## Work to be completed
Reproduce the material in full, unchanged.

Dataset rows about figures
──────────────────────────────

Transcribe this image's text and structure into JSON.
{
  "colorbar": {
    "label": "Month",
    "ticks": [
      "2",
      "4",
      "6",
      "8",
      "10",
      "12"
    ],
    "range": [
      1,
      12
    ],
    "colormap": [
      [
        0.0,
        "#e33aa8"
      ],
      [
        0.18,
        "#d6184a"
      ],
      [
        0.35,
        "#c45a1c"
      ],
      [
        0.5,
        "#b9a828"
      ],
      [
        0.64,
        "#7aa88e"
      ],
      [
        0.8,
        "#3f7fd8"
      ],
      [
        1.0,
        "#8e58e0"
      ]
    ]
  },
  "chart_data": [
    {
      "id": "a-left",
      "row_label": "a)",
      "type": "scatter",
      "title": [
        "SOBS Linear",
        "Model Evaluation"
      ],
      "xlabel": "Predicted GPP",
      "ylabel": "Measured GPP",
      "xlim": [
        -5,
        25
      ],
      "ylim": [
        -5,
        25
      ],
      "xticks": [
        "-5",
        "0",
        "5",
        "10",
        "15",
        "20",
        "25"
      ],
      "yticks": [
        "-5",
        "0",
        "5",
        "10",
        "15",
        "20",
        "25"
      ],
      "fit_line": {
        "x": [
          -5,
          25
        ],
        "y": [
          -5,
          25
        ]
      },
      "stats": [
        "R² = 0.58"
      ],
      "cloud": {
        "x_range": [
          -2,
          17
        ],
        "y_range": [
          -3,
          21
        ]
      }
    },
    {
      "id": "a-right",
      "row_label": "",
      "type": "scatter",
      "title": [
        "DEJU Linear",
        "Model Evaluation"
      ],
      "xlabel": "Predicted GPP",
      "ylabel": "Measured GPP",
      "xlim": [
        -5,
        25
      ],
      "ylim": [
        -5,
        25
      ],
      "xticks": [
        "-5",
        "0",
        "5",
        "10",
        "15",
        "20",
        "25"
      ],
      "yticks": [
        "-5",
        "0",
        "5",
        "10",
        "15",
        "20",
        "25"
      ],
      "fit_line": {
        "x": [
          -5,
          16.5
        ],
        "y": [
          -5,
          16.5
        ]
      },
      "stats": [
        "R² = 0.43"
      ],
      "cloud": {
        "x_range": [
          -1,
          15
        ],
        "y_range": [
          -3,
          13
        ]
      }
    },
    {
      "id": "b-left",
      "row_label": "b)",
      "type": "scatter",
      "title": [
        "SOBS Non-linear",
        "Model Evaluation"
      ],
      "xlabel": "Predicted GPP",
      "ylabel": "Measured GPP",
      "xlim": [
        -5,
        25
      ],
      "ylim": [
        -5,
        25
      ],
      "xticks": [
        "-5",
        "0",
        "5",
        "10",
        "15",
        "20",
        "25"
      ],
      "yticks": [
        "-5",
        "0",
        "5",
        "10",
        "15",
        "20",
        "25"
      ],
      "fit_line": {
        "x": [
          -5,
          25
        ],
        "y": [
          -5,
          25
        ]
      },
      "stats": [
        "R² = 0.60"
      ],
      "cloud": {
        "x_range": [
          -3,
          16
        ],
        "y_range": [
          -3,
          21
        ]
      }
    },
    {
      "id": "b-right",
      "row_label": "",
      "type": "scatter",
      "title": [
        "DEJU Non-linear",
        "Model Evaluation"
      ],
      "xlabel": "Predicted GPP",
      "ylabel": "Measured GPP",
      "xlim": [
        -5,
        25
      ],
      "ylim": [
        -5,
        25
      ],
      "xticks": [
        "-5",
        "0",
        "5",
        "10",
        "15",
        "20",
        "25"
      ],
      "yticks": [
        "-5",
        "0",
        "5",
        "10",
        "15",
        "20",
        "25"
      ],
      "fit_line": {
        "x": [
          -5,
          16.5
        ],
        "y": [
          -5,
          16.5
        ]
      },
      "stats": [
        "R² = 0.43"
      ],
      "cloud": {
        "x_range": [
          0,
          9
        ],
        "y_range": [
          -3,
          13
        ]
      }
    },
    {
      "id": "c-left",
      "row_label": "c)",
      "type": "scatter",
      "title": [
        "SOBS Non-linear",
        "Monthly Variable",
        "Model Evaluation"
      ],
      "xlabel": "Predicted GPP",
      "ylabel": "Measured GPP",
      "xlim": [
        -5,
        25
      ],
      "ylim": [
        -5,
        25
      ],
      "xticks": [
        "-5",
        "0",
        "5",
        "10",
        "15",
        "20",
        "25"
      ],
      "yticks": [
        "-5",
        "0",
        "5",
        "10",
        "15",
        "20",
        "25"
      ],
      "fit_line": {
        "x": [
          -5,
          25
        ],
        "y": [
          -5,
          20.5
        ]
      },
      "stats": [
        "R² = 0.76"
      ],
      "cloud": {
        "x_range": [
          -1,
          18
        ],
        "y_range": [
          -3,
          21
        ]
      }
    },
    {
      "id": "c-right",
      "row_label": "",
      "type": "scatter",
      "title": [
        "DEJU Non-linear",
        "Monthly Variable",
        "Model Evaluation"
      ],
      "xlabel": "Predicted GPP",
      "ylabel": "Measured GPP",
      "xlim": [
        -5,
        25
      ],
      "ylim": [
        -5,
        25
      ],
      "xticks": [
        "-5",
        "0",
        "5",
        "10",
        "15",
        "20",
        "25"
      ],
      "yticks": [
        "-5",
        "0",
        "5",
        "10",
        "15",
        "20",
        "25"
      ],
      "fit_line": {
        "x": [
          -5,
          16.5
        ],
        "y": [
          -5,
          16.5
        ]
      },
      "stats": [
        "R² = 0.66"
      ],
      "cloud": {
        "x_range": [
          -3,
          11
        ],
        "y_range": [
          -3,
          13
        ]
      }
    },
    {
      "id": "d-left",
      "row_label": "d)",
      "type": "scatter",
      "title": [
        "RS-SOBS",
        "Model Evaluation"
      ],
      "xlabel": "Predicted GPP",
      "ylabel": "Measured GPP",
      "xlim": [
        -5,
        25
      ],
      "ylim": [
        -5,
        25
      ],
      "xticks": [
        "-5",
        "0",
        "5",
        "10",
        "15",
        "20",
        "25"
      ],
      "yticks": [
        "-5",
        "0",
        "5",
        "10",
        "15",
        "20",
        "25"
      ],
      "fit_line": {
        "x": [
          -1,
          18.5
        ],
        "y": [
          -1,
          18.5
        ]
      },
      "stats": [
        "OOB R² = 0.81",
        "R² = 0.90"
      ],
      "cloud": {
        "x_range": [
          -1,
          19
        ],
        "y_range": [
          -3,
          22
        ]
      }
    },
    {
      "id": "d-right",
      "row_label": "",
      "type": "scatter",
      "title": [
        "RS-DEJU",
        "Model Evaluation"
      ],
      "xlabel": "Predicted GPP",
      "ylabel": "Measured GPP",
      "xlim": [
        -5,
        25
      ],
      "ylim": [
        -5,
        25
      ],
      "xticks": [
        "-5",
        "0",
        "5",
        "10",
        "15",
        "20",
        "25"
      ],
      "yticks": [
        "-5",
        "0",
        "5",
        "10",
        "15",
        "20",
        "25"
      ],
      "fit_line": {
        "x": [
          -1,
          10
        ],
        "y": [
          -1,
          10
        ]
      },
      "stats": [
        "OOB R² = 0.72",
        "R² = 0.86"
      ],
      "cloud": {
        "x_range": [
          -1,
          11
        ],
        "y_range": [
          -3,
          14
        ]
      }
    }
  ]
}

──────────────────────────────

## Output
Transcribe this image's text and structure into JSON.
{
  "colorbar": {
    "label": "Month",
    "ticks": [
      "2",
      "4",
      "6",
      "8",
      "10",
      "12"
    ],
    "range": [
      1,
      12
    ],
    "colormap": [
      [
        0.0,
        "#e33aa8"
      ],
      [
        0.18,
        "#d6184a"
      ],
      [
        0.35,
        "#c45a1c"
      ],
      [
        0.5,
        "#b9a828"
      ],
      [
        0.64,
        "#7aa88e"
      ],
      [
        0.8,
        "#3f7fd8"
      ],
      [
        1.0,
        "#8e58e0"
      ]
    ]
  },
  "chart_data": [
    {
      "id": "a-left",
      "row_label": "a)",
      "type": "scatter",
      "title": [
        "SOBS Linear",
        "Model Evaluation"
      ],
      "xlabel": "Predicted GPP",
      "ylabel": "Measured GPP",
      "xlim": [
        -5,
        25
      ],
      "ylim": [
        -5,
        25
      ],
      "xticks": [
        "-5",
        "0",
        "5",
        "10",
        "15",
        "20",
        "25"
      ],
      "yticks": [
        "-5",
        "0",
        "5",
        "10",
        "15",
        "20",
        "25"
      ],
      "fit_line": {
        "x": [
          -5,
          25
        ],
        "y": [
          -5,
          25
        ]
      },
      "stats": [
        "R² = 0.58"
      ],
      "cloud": {
        "x_range": [
          -2,
          17
        ],
        "y_range": [
          -3,
          21
        ]
      }
    },
    {
      "id": "a-right",
      "row_label": "",
      "type": "scatter",
      "title": [
        "DEJU Linear",
        "Model Evaluation"
      ],
      "xlabel": "Predicted GPP",
      "ylabel": "Measured GPP",
      "xlim": [
        -5,
        25
      ],
      "ylim": [
        -5,
        25
      ],
      "xticks": [
        "-5",
        "0",
        "5",
        "10",
        "15",
        "20",
        "25"
      ],
      "yticks": [
        "-5",
        "0",
        "5",
        "10",
        "15",
        "20",
        "25"
      ],
      "fit_line": {
        "x": [
          -5,
          16.5
        ],
        "y": [
          -5,
          16.5
        ]
      },
      "stats": [
        "R² = 0.43"
      ],
      "cloud": {
        "x_range": [
          -1,
          15
        ],
        "y_range": [
          -3,
          13
        ]
      }
    },
    {
      "id": "b-left",
      "row_label": "b)",
      "type": "scatter",
      "title": [
        "SOBS Non-linear",
        "Model Evaluation"
      ],
      "xlabel": "Predicted GPP",
      "ylabel": "Measured GPP",
      "xlim": [
        -5,
        25
      ],
      "ylim": [
        -5,
        25
      ],
      "xticks": [
        "-5",
        "0",
        "5",
        "10",
        "15",
        "20",
        "25"
      ],
      "yticks": [
        "-5",
        "0",
        "5",
        "10",
        "15",
        "20",
        "25"
      ],
      "fit_line": {
        "x": [
          -5,
          25
        ],
        "y": [
          -5,
          25
        ]
      },
      "stats": [
        "R² = 0.60"
      ],
      "cloud": {
        "x_range": [
          -3,
          16
        ],
        "y_range": [
          -3,
          21
        ]
      }
    },
    {
      "id": "b-right",
      "row_label": "",
      "type": "scatter",
      "title": [
        "DEJU Non-linear",
        "Model Evaluation"
      ],
      "xlabel": "Predicted GPP",
      "ylabel": "Measured GPP",
      "xlim": [
        -5,
        25
      ],
      "ylim": [
        -5,
        25
      ],
      "xticks": [
        "-5",
        "0",
        "5",
        "10",
        "15",
        "20",
        "25"
      ],
      "yticks": [
        "-5",
        "0",
        "5",
        "10",
        "15",
        "20",
        "25"
      ],
      "fit_line": {
        "x": [
          -5,
          16.5
        ],
        "y": [
          -5,
          16.5
        ]
      },
      "stats": [
        "R² = 0.43"
      ],
      "cloud": {
        "x_range": [
          0,
          9
        ],
        "y_range": [
          -3,
          13
        ]
      }
    },
    {
      "id": "c-left",
      "row_label": "c)",
      "type": "scatter",
      "title": [
        "SOBS Non-linear",
        "Monthly Variable",
        "Model Evaluation"
      ],
      "xlabel": "Predicted GPP",
      "ylabel": "Measured GPP",
      "xlim": [
        -5,
        25
      ],
      "ylim": [
        -5,
        25
      ],
      "xticks": [
        "-5",
        "0",
        "5",
        "10",
        "15",
        "20",
        "25"
      ],
      "yticks": [
        "-5",
        "0",
        "5",
        "10",
        "15",
        "20",
        "25"
      ],
      "fit_line": {
        "x": [
          -5,
          25
        ],
        "y": [
          -5,
          20.5
        ]
      },
      "stats": [
        "R² = 0.76"
      ],
      "cloud": {
        "x_range": [
          -1,
          18
        ],
        "y_range": [
          -3,
          21
        ]
      }
    },
    {
      "id": "c-right",
      "row_label": "",
      "type": "scatter",
      "title": [
        "DEJU Non-linear",
        "Monthly Variable",
        "Model Evaluation"
      ],
      "xlabel": "Predicted GPP",
      "ylabel": "Measured GPP",
      "xlim": [
        -5,
        25
      ],
      "ylim": [
        -5,
        25
      ],
      "xticks": [
        "-5",
        "0",
        "5",
        "10",
        "15",
        "20",
        "25"
      ],
      "yticks": [
        "-5",
        "0",
        "5",
        "10",
        "15",
        "20",
        "25"
      ],
      "fit_line": {
        "x": [
          -5,
          16.5
        ],
        "y": [
          -5,
          16.5
        ]
      },
      "stats": [
        "R² = 0.66"
      ],
      "cloud": {
        "x_range": [
          -3,
          11
        ],
        "y_range": [
          -3,
          13
        ]
      }
    },
    {
      "id": "d-left",
      "row_label": "d)",
      "type": "scatter",
      "title": [
        "RS-SOBS",
        "Model Evaluation"
      ],
      "xlabel": "Predicted GPP",
      "ylabel": "Measured GPP",
      "xlim": [
        -5,
        25
      ],
      "ylim": [
        -5,
        25
      ],
      "xticks": [
        "-5",
        "0",
        "5",
        "10",
        "15",
        "20",
        "25"
      ],
      "yticks": [
        "-5",
        "0",
        "5",
        "10",
        "15",
        "20",
        "25"
      ],
      "fit_line": {
        "x": [
          -1,
          18.5
        ],
        "y": [
          -1,
          18.5
        ]
      },
      "stats": [
        "OOB R² = 0.81",
        "R² = 0.90"
      ],
      "cloud": {
        "x_range": [
          -1,
          19
        ],
        "y_range": [
          -3,
          22
        ]
      }
    },
    {
      "id": "d-right",
      "row_label": "",
      "type": "scatter",
      "title": [
        "RS-DEJU",
        "Model Evaluation"
      ],
      "xlabel": "Predicted GPP",
      "ylabel": "Measured GPP",
      "xlim": [
        -5,
        25
      ],
      "ylim": [
        -5,
        25
      ],
      "xticks": [
        "-5",
        "0",
        "5",
        "10",
        "15",
        "20",
        "25"
      ],
      "yticks": [
        "-5",
        "0",
        "5",
        "10",
        "15",
        "20",
        "25"
      ],
      "fit_line": {
        "x": [
          -1,
          10
        ],
        "y": [
          -1,
          10
        ]
      },
      "stats": [
        "OOB R² = 0.72",
        "R² = 0.86"
      ],
      "cloud": {
        "x_range": [
          -1,
          11
        ],
        "y_range": [
          -3,
          14
        ]
      }
    }
  ]
}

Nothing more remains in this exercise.